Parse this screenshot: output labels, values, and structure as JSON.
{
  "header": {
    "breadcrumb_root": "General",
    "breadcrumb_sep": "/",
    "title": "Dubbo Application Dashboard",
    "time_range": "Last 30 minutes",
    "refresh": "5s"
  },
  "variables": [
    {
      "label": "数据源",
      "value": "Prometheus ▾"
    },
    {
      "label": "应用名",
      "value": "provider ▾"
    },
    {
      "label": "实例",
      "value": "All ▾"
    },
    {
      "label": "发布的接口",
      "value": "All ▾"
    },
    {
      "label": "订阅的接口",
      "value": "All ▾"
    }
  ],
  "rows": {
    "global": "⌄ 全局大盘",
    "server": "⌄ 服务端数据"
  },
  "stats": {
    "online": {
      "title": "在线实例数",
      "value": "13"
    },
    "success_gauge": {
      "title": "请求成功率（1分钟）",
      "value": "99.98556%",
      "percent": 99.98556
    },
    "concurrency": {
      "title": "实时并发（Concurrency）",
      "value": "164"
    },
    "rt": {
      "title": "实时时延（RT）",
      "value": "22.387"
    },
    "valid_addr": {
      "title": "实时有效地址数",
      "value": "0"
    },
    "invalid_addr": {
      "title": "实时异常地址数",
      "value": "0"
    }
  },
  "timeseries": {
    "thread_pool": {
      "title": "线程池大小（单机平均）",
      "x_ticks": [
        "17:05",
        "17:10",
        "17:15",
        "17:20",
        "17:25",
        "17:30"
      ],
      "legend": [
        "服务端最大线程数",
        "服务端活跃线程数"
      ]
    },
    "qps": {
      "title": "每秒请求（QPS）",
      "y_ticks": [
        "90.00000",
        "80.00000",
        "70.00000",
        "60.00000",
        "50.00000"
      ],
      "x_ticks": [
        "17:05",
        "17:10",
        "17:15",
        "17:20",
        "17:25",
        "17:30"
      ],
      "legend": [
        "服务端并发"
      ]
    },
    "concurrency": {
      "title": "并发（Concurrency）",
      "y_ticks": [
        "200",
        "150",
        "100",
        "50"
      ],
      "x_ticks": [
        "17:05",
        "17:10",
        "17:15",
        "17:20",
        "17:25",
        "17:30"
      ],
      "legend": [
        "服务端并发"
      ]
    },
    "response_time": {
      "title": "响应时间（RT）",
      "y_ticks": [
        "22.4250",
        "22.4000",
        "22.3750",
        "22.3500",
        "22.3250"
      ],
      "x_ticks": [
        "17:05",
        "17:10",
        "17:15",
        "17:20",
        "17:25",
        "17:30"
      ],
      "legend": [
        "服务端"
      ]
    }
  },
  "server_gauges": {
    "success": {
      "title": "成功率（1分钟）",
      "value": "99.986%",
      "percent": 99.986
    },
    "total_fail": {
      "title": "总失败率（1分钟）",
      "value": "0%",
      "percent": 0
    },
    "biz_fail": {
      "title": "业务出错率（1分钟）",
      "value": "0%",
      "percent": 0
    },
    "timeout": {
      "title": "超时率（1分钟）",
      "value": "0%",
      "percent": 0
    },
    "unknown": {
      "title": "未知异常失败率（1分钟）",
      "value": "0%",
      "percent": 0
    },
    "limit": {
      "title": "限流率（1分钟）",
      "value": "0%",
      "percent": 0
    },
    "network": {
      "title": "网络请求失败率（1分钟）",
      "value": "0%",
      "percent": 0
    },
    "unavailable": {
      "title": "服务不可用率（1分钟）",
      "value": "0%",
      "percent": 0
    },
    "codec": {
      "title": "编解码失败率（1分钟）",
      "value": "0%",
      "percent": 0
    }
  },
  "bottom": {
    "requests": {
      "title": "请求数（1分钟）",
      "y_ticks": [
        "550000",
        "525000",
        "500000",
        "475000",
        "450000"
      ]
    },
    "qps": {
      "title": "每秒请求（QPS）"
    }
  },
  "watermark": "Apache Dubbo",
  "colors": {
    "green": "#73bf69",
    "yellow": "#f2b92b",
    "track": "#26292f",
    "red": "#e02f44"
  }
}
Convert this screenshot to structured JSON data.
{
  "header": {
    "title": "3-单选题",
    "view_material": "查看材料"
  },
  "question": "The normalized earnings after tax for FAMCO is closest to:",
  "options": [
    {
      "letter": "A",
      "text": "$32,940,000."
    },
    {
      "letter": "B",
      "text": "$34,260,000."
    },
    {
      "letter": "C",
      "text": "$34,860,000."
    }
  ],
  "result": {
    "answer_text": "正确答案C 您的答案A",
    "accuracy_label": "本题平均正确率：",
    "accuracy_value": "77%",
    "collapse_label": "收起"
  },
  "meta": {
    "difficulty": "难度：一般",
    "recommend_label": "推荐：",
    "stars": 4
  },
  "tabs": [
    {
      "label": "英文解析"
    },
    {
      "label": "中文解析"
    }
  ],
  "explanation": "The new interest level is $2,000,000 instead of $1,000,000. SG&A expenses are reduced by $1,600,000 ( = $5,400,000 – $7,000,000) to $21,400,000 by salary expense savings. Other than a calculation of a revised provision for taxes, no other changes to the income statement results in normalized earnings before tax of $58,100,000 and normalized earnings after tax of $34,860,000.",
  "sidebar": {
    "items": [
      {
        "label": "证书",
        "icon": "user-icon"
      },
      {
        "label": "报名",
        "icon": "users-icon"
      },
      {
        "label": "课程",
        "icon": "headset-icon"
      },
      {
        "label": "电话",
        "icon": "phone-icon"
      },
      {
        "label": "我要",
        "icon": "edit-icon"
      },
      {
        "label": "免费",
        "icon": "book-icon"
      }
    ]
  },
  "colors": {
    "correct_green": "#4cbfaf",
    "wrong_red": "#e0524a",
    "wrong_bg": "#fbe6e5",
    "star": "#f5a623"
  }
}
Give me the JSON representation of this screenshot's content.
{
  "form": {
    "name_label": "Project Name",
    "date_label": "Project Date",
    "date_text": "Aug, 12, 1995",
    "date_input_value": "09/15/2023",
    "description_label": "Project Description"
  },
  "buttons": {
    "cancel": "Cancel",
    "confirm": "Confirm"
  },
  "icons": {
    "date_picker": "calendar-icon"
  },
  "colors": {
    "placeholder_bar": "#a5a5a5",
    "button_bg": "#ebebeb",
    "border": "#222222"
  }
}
┄┄┄┄┄┄┄┄┄┄
• _EXERCISE BRIEF_
Report every line in the data above in which the word "Dubbo" appears.

• _IN RESPONSE_
    "title": "Dubbo Application Dashboard",
  "watermark": "Apache Dubbo",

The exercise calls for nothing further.